- _OBJECTIVE_
Gather each line of the entries below that includes "ECAS".

Collected data entries:
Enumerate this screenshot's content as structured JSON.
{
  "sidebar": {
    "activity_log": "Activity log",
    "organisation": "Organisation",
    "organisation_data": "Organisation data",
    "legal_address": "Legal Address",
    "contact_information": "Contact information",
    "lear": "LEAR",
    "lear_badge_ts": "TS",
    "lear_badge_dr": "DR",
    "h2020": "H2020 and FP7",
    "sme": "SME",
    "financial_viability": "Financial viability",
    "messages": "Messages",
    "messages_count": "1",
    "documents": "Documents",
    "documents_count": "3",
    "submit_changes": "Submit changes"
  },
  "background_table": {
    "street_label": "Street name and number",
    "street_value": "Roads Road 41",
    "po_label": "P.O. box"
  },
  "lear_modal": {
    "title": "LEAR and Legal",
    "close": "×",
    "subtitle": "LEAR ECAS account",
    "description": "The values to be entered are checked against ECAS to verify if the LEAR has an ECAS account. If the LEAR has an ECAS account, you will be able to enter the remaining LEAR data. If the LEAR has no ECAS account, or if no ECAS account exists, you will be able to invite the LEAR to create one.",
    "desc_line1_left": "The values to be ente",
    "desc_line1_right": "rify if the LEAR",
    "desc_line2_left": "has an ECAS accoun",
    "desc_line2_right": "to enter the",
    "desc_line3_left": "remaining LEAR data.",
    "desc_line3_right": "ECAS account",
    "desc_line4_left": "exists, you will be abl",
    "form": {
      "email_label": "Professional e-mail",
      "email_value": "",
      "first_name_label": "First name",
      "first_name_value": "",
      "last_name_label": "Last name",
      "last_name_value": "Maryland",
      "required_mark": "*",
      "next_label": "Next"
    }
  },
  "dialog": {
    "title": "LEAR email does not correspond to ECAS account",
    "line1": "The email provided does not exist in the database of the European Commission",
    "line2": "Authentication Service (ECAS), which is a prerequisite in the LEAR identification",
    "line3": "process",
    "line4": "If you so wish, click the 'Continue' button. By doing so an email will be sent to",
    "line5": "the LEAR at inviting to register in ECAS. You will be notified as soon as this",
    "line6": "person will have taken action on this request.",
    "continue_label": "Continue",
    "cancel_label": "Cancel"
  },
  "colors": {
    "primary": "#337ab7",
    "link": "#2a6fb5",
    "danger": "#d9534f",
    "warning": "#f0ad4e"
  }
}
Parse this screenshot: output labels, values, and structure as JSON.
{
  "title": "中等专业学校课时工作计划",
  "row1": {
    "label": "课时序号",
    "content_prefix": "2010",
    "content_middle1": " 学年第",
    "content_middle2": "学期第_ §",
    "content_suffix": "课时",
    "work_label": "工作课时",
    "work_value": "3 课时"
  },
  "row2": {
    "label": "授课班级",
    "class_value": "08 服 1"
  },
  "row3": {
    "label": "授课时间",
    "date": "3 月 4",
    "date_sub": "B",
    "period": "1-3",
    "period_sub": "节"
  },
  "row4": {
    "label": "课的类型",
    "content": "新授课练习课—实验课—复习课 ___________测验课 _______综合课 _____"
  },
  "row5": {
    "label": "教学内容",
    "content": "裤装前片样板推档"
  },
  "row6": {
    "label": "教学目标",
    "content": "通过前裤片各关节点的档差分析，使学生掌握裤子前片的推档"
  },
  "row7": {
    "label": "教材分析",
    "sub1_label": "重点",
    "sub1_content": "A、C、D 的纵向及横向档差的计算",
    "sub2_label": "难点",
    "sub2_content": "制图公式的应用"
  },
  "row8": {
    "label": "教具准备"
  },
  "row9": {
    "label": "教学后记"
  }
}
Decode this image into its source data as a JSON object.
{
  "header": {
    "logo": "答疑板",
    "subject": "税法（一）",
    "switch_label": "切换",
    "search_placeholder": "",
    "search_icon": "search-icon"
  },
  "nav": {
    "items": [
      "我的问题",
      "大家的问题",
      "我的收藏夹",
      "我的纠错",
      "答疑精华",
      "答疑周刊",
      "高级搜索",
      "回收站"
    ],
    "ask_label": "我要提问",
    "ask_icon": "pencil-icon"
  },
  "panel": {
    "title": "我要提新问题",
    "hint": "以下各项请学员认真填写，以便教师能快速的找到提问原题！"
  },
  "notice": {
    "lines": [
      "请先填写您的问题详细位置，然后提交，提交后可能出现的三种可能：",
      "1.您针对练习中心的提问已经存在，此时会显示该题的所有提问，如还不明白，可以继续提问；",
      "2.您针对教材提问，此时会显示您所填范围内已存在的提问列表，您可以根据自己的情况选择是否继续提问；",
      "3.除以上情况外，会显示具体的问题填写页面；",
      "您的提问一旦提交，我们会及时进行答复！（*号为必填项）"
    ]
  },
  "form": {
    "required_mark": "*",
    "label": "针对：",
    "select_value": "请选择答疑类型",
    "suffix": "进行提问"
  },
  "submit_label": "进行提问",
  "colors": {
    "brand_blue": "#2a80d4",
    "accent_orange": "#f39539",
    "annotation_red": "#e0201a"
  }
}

- _WRITTEN ANSWER_
    "subtitle": "LEAR ECAS account",
    "description": "The values to be entered are checked against ECAS to verify if the LEAR has an ECAS account. If the LEAR has an ECAS account, you will be able to enter the remaining LEAR data. If the LEAR has no ECAS account, or if no ECAS account exists, you will be able to invite the LEAR to create one.",
    "desc_line2_left": "has an ECAS accoun",
    "desc_line3_right": "ECAS account",
    "title": "LEAR email does not correspond to ECAS account",
    "line2": "Authentication Service (ECAS), which is a prerequisite in the LEAR identification",
    "line5": "the LEAR at inviting to register in ECAS. You will be notified as soon as this",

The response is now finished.